**WHAT YOU WILL DO:**
Find the lines containing the word "plain" and copy every one of them.

**Data excerpts:**
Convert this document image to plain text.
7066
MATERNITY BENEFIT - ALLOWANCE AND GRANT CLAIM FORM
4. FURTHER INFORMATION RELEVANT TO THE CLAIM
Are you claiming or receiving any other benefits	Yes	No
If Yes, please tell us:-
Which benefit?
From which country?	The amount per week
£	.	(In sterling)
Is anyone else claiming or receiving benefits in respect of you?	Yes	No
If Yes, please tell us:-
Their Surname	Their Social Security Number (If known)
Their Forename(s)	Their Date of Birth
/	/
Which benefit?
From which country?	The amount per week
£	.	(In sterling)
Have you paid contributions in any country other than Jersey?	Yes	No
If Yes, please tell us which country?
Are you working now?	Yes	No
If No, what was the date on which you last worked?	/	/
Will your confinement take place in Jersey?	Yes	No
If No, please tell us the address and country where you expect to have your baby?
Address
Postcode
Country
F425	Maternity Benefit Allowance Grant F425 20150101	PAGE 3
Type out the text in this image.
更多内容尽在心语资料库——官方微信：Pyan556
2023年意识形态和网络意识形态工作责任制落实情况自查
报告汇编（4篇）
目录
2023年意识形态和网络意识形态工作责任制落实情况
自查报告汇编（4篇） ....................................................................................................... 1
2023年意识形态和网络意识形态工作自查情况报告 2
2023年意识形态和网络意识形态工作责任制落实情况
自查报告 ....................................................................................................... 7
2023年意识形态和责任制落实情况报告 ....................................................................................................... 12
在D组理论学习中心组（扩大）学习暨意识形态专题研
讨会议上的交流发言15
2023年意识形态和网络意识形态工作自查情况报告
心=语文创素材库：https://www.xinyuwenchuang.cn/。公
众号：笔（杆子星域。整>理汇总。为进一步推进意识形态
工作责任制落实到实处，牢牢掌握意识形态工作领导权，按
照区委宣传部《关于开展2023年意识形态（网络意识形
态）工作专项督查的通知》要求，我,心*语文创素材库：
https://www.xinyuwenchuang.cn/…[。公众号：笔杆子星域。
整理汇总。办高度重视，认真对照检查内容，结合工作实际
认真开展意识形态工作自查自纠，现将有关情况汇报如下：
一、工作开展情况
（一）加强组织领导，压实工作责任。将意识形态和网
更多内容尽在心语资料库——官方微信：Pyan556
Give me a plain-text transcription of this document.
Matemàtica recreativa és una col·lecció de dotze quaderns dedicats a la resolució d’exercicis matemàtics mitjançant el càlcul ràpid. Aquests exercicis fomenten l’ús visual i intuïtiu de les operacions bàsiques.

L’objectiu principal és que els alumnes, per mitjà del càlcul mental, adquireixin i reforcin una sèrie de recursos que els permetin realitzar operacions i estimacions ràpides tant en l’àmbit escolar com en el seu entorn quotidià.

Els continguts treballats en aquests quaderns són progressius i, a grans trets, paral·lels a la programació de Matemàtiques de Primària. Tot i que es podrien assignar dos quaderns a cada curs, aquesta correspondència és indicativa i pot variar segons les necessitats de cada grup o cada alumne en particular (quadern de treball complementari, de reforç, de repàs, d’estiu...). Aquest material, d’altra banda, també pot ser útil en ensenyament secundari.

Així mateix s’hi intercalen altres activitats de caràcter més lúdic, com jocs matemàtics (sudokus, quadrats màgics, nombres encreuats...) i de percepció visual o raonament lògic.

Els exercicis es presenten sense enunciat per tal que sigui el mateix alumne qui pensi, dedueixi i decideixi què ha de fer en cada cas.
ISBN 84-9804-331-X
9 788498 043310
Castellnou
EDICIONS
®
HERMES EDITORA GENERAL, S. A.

**WORKED SOLUTION:**
Convert this document image to plain text.
Give me a plain-text transcription of this document.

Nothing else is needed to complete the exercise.